• _Data excerpts_:
** Begin **
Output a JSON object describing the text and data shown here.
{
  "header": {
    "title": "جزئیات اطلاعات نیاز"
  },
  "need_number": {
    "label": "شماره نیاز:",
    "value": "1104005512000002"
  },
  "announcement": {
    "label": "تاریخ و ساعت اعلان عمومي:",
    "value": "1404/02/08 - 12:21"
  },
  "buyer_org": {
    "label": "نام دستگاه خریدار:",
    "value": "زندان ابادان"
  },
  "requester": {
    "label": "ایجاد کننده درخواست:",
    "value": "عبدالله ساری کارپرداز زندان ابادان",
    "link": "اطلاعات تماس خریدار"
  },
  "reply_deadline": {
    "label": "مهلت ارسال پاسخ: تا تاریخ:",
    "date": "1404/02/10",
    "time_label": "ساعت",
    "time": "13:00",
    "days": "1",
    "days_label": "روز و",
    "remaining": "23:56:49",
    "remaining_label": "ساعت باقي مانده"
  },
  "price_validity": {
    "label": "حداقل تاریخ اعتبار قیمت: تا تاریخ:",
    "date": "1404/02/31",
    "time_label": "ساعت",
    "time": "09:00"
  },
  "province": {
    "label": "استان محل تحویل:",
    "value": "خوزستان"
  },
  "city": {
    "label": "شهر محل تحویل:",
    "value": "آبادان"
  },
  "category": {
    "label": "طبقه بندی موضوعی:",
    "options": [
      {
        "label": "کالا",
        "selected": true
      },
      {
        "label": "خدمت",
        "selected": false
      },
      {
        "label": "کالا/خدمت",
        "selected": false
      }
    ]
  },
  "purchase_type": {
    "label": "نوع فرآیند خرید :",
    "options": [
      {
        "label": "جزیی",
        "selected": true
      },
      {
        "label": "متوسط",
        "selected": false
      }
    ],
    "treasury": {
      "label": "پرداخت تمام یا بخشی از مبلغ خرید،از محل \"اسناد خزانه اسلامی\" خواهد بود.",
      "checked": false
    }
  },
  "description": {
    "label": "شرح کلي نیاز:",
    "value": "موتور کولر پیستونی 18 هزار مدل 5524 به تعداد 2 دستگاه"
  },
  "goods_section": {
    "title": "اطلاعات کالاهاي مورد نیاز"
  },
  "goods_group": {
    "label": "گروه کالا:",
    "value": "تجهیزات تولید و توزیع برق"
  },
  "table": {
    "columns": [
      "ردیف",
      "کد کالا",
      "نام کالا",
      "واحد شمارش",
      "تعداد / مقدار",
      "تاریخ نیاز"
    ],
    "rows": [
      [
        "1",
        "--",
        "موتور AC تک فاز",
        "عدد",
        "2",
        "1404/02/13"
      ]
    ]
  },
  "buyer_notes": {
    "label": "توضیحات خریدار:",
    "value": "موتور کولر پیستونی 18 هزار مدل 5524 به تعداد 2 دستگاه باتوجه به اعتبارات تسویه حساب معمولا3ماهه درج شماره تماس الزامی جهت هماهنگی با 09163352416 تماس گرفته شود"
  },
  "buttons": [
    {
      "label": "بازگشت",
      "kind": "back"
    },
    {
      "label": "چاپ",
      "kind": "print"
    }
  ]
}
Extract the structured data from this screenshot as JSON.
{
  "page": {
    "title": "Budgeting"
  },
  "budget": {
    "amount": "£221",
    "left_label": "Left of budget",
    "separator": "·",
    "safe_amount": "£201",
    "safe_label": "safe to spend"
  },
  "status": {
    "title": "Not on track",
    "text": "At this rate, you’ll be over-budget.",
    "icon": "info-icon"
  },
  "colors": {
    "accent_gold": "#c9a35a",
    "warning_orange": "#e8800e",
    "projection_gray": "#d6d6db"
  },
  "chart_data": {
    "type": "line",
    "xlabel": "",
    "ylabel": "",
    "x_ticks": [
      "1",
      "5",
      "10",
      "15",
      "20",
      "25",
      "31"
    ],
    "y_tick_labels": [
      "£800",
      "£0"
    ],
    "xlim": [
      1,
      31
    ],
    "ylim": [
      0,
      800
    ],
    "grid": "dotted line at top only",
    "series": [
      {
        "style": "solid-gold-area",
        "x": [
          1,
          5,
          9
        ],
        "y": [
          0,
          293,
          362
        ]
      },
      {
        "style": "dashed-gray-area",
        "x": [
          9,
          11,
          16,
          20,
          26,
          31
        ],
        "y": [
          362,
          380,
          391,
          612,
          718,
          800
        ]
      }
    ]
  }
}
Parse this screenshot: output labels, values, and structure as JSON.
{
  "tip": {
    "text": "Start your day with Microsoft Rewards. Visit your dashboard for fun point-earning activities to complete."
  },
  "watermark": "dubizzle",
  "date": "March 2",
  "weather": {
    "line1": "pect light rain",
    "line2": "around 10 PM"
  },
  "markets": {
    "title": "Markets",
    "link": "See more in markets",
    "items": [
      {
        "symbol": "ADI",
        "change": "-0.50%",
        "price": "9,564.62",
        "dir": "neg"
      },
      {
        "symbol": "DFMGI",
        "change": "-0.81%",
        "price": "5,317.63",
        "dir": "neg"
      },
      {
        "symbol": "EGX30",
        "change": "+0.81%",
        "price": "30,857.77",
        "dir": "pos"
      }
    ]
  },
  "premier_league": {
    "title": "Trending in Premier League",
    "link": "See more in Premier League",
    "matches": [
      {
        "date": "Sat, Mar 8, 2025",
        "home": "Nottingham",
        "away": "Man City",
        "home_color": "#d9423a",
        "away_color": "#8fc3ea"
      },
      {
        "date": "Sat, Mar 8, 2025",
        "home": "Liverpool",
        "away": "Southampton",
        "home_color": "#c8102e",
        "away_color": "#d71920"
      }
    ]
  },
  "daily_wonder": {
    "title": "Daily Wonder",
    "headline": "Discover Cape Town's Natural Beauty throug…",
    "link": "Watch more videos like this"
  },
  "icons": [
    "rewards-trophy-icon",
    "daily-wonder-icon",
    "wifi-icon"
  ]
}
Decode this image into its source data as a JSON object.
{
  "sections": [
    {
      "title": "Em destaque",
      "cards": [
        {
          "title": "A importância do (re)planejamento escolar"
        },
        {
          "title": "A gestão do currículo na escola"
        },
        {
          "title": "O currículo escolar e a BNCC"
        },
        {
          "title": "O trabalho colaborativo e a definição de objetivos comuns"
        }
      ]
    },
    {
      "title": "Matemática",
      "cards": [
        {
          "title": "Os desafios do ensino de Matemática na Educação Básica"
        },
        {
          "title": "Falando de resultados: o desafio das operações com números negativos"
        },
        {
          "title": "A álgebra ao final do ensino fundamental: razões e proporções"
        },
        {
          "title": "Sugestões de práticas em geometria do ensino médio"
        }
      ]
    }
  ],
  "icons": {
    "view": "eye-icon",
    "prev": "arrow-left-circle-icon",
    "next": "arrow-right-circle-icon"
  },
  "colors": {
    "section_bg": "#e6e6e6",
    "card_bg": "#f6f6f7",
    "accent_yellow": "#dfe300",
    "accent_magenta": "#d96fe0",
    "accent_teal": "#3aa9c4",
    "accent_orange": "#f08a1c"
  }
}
** End **
• _AIM OF THE EXERCISE_: Write the entire listing out again, word for word.

• _COMPLETE OUTPUT_:
Output a JSON object describing the text and data shown here.
{
  "header": {
    "title": "جزئیات اطلاعات نیاز"
  },
  "need_number": {
    "label": "شماره نیاز:",
    "value": "1104005512000002"
  },
  "announcement": {
    "label": "تاریخ و ساعت اعلان عمومي:",
    "value": "1404/02/08 - 12:21"
  },
  "buyer_org": {
    "label": "نام دستگاه خریدار:",
    "value": "زندان ابادان"
  },
  "requester": {
    "label": "ایجاد کننده درخواست:",
    "value": "عبدالله ساری کارپرداز زندان ابادان",
    "link": "اطلاعات تماس خریدار"
  },
  "reply_deadline": {
    "label": "مهلت ارسال پاسخ: تا تاریخ:",
    "date": "1404/02/10",
    "time_label": "ساعت",
    "time": "13:00",
    "days": "1",
    "days_label": "روز و",
    "remaining": "23:56:49",
    "remaining_label": "ساعت باقي مانده"
  },
  "price_validity": {
    "label": "حداقل تاریخ اعتبار قیمت: تا تاریخ:",
    "date": "1404/02/31",
    "time_label": "ساعت",
    "time": "09:00"
  },
  "province": {
    "label": "استان محل تحویل:",
    "value": "خوزستان"
  },
  "city": {
    "label": "شهر محل تحویل:",
    "value": "آبادان"
  },
  "category": {
    "label": "طبقه بندی موضوعی:",
    "options": [
      {
        "label": "کالا",
        "selected": true
      },
      {
        "label": "خدمت",
        "selected": false
      },
      {
        "label": "کالا/خدمت",
        "selected": false
      }
    ]
  },
  "purchase_type": {
    "label": "نوع فرآیند خرید :",
    "options": [
      {
        "label": "جزیی",
        "selected": true
      },
      {
        "label": "متوسط",
        "selected": false
      }
    ],
    "treasury": {
      "label": "پرداخت تمام یا بخشی از مبلغ خرید،از محل \"اسناد خزانه اسلامی\" خواهد بود.",
      "checked": false
    }
  },
  "description": {
    "label": "شرح کلي نیاز:",
    "value": "موتور کولر پیستونی 18 هزار مدل 5524 به تعداد 2 دستگاه"
  },
  "goods_section": {
    "title": "اطلاعات کالاهاي مورد نیاز"
  },
  "goods_group": {
    "label": "گروه کالا:",
    "value": "تجهیزات تولید و توزیع برق"
  },
  "table": {
    "columns": [
      "ردیف",
      "کد کالا",
      "نام کالا",
      "واحد شمارش",
      "تعداد / مقدار",
      "تاریخ نیاز"
    ],
    "rows": [
      [
        "1",
        "--",
        "موتور AC تک فاز",
        "عدد",
        "2",
        "1404/02/13"
      ]
    ]
  },
  "buyer_notes": {
    "label": "توضیحات خریدار:",
    "value": "موتور کولر پیستونی 18 هزار مدل 5524 به تعداد 2 دستگاه باتوجه به اعتبارات تسویه حساب معمولا3ماهه درج شماره تماس الزامی جهت هماهنگی با 09163352416 تماس گرفته شود"
  },
  "buttons": [
    {
      "label": "بازگشت",
      "kind": "back"
    },
    {
      "label": "چاپ",
      "kind": "print"
    }
  ]
}
Extract the structured data from this screenshot as JSON.
{
  "page": {
    "title": "Budgeting"
  },
  "budget": {
    "amount": "£221",
    "left_label": "Left of budget",
    "separator": "·",
    "safe_amount": "£201",
    "safe_label": "safe to spend"
  },
  "status": {
    "title": "Not on track",
    "text": "At this rate, you’ll be over-budget.",
    "icon": "info-icon"
  },
  "colors": {
    "accent_gold": "#c9a35a",
    "warning_orange": "#e8800e",
    "projection_gray": "#d6d6db"
  },
  "chart_data": {
    "type": "line",
    "xlabel": "",
    "ylabel": "",
    "x_ticks": [
      "1",
      "5",
      "10",
      "15",
      "20",
      "25",
      "31"
    ],
    "y_tick_labels": [
      "£800",
      "£0"
    ],
    "xlim": [
      1,
      31
    ],
    "ylim": [
      0,
      800
    ],
    "grid": "dotted line at top only",
    "series": [
      {
        "style": "solid-gold-area",
        "x": [
          1,
          5,
          9
        ],
        "y": [
          0,
          293,
          362
        ]
      },
      {
        "style": "dashed-gray-area",
        "x": [
          9,
          11,
          16,
          20,
          26,
          31
        ],
        "y": [
          362,
          380,
          391,
          612,
          718,
          800
        ]
      }
    ]
  }
}
Parse this screenshot: output labels, values, and structure as JSON.
{
  "tip": {
    "text": "Start your day with Microsoft Rewards. Visit your dashboard for fun point-earning activities to complete."
  },
  "watermark": "dubizzle",
  "date": "March 2",
  "weather": {
    "line1": "pect light rain",
    "line2": "around 10 PM"
  },
  "markets": {
    "title": "Markets",
    "link": "See more in markets",
    "items": [
      {
        "symbol": "ADI",
        "change": "-0.50%",
        "price": "9,564.62",
        "dir": "neg"
      },
      {
        "symbol": "DFMGI",
        "change": "-0.81%",
        "price": "5,317.63",
        "dir": "neg"
      },
      {
        "symbol": "EGX30",
        "change": "+0.81%",
        "price": "30,857.77",
        "dir": "pos"
      }
    ]
  },
  "premier_league": {
    "title": "Trending in Premier League",
    "link": "See more in Premier League",
    "matches": [
      {
        "date": "Sat, Mar 8, 2025",
        "home": "Nottingham",
        "away": "Man City",
        "home_color": "#d9423a",
        "away_color": "#8fc3ea"
      },
      {
        "date": "Sat, Mar 8, 2025",
        "home": "Liverpool",
        "away": "Southampton",
        "home_color": "#c8102e",
        "away_color": "#d71920"
      }
    ]
  },
  "daily_wonder": {
    "title": "Daily Wonder",
    "headline": "Discover Cape Town's Natural Beauty throug…",
    "link": "Watch more videos like this"
  },
  "icons": [
    "rewards-trophy-icon",
    "daily-wonder-icon",
    "wifi-icon"
  ]
}
Decode this image into its source data as a JSON object.
{
  "sections": [
    {
      "title": "Em destaque",
      "cards": [
        {
          "title": "A importância do (re)planejamento escolar"
        },
        {
          "title": "A gestão do currículo na escola"
        },
        {
          "title": "O currículo escolar e a BNCC"
        },
        {
          "title": "O trabalho colaborativo e a definição de objetivos comuns"
        }
      ]
    },
    {
      "title": "Matemática",
      "cards": [
        {
          "title": "Os desafios do ensino de Matemática na Educação Básica"
        },
        {
          "title": "Falando de resultados: o desafio das operações com números negativos"
        },
        {
          "title": "A álgebra ao final do ensino fundamental: razões e proporções"
        },
        {
          "title": "Sugestões de práticas em geometria do ensino médio"
        }
      ]
    }
  ],
  "icons": {
    "view": "eye-icon",
    "prev": "arrow-left-circle-icon",
    "next": "arrow-right-circle-icon"
  },
  "colors": {
    "section_bg": "#e6e6e6",
    "card_bg": "#f6f6f7",
    "accent_yellow": "#dfe300",
    "accent_magenta": "#d96fe0",
    "accent_teal": "#3aa9c4",
    "accent_orange": "#f08a1c"
  }
}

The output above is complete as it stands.